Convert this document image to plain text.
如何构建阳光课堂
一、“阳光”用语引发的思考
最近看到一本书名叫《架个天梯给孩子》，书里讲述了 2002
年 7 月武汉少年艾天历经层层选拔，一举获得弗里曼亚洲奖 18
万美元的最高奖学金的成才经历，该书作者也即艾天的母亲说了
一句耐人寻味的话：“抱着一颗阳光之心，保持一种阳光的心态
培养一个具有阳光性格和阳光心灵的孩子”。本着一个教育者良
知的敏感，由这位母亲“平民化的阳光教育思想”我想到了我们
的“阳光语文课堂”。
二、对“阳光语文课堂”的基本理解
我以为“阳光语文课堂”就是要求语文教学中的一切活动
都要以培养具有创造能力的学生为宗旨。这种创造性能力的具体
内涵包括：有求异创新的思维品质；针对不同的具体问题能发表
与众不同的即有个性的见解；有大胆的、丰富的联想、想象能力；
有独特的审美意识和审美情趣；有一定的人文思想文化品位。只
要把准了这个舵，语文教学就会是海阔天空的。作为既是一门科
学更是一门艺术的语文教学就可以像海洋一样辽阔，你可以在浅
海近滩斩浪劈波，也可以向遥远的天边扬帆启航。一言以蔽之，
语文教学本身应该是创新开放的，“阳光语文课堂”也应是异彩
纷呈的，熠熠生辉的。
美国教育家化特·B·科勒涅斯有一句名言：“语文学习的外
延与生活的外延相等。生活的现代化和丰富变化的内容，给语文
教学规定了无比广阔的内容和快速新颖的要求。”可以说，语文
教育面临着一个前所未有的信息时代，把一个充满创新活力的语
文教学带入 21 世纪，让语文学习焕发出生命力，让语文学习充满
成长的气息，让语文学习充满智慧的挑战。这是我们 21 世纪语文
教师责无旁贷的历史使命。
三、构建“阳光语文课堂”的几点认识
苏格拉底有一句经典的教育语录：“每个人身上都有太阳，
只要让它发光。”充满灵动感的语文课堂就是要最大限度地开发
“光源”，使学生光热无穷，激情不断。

══════════════════════════════

→ **EXERCISE TASK**:
Reproduce all the records precisely.

→ **COMPLETE RESPONSE**:
Convert this document image to plain text.
如何构建阳光课堂
一、“阳光”用语引发的思考
最近看到一本书名叫《架个天梯给孩子》，书里讲述了 2002
年 7 月武汉少年艾天历经层层选拔，一举获得弗里曼亚洲奖 18
万美元的最高奖学金的成才经历，该书作者也即艾天的母亲说了
一句耐人寻味的话：“抱着一颗阳光之心，保持一种阳光的心态
培养一个具有阳光性格和阳光心灵的孩子”。本着一个教育者良
知的敏感，由这位母亲“平民化的阳光教育思想”我想到了我们
的“阳光语文课堂”。
二、对“阳光语文课堂”的基本理解
我以为“阳光语文课堂”就是要求语文教学中的一切活动
都要以培养具有创造能力的学生为宗旨。这种创造性能力的具体
内涵包括：有求异创新的思维品质；针对不同的具体问题能发表
与众不同的即有个性的见解；有大胆的、丰富的联想、想象能力；
有独特的审美意识和审美情趣；有一定的人文思想文化品位。只
要把准了这个舵，语文教学就会是海阔天空的。作为既是一门科
学更是一门艺术的语文教学就可以像海洋一样辽阔，你可以在浅
海近滩斩浪劈波，也可以向遥远的天边扬帆启航。一言以蔽之，
语文教学本身应该是创新开放的，“阳光语文课堂”也应是异彩
纷呈的，熠熠生辉的。
美国教育家化特·B·科勒涅斯有一句名言：“语文学习的外
延与生活的外延相等。生活的现代化和丰富变化的内容，给语文
教学规定了无比广阔的内容和快速新颖的要求。”可以说，语文
教育面临着一个前所未有的信息时代，把一个充满创新活力的语
文教学带入 21 世纪，让语文学习焕发出生命力，让语文学习充满
成长的气息，让语文学习充满智慧的挑战。这是我们 21 世纪语文
教师责无旁贷的历史使命。
三、构建“阳光语文课堂”的几点认识
苏格拉底有一句经典的教育语录：“每个人身上都有太阳，
只要让它发光。”充满灵动感的语文课堂就是要最大限度地开发
“光源”，使学生光热无穷，激情不断。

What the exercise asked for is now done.